## Written instruction:
Take from the listing each line that has the string "this".

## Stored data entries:
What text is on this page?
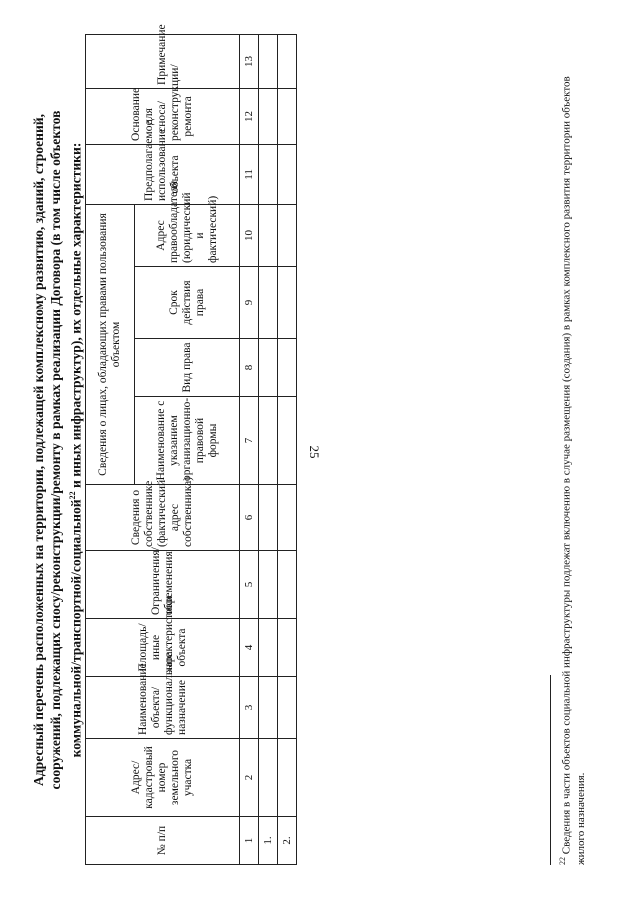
25
Адресный перечень расположенных на территории, подлежащей комплексному развитию, зданий, строений, сооружений, подлежащих сносу/реконструкции/ремонту в рамках реализации Договора (в том числе объектов коммунальной/транспортной/социальной$^{22}$ и иных инфраструктур), их отдельные характеристики:
№ п/п	Адрес/ кадастровый номер земельного участка	Наименование объекта/ функциональное назначение	Площадь/иные характеристики объекта	Ограничения/ обременения	Сведения о собственнике (фактический адрес собственника)	Сведения о лицах, обладающих правами пользования объектом				Предполагаемое использование объекта	Основание для сноса/ реконструкции/ ремонта	Примечание
						Наименование с указанием организационно-правовой формы	Вид права	Срок действия права	Адрес правообладателя (юридический и фактический)			
1	2	3	4	5	6	7	8	9	10	11	12	13
1.												
2.												
$^{22}$ Сведения в части объектов социальной инфраструктуры подлежат включению в случае размещения (создания) в рамках комплексного развития территории объектов жилого назначения.
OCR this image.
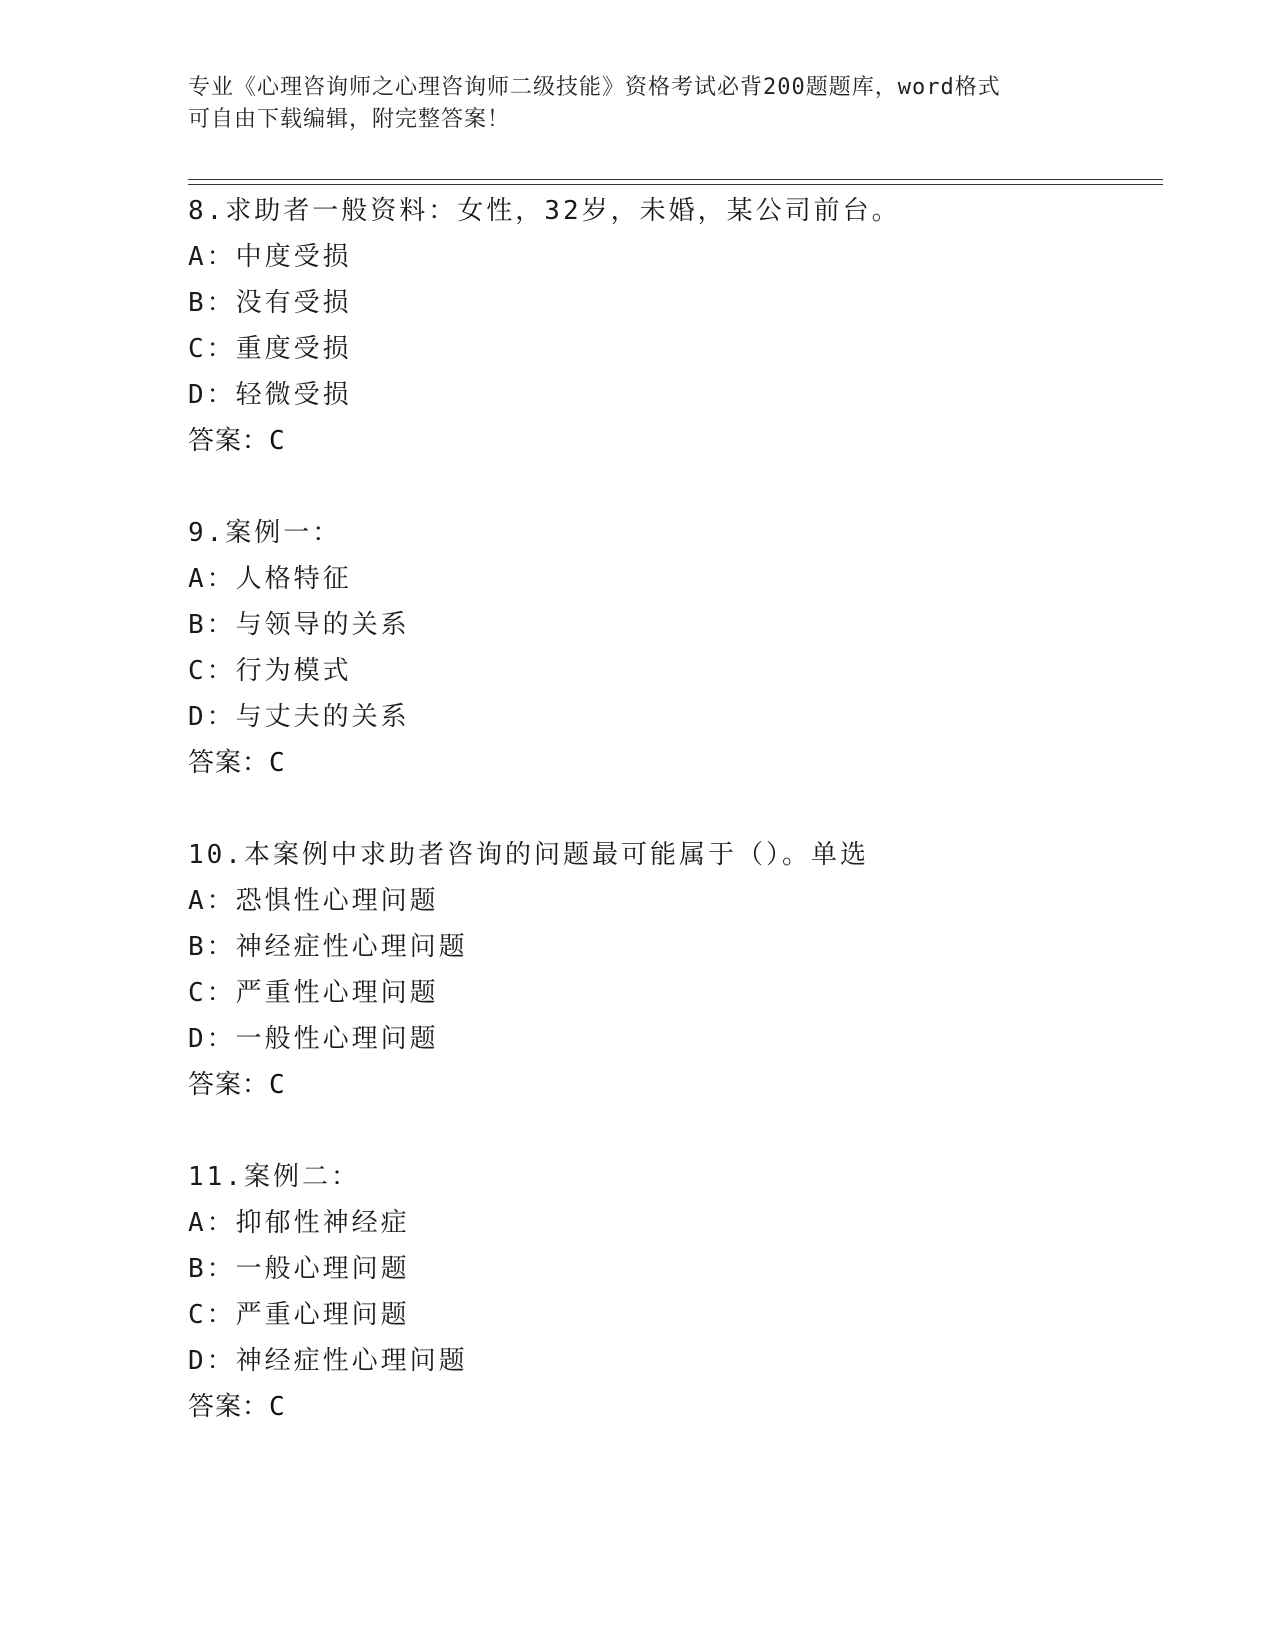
专业《心理咨询师之心理咨询师二级技能》资格考试必背200题题库，word格式
可自由下载编辑，附完整答案！
8.求助者一般资料：女性，32岁，未婚，某公司前台。
A：中度受损
B：没有受损
C：重度受损
D：轻微受损
答案：C
9.案例一：
A：人格特征
B：与领导的关系
C：行为模式
D：与丈夫的关系
答案：C
10.本案例中求助者咨询的问题最可能属于（）。单选
A：恐惧性心理问题
B：神经症性心理问题
C：严重性心理问题
D：一般性心理问题
答案：C
11.案例二：
A：抑郁性神经症
B：一般心理问题
C：严重心理问题
D：神经症性心理问题
答案：C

## Output of the exercise:
What text is on this page?
OCR this image.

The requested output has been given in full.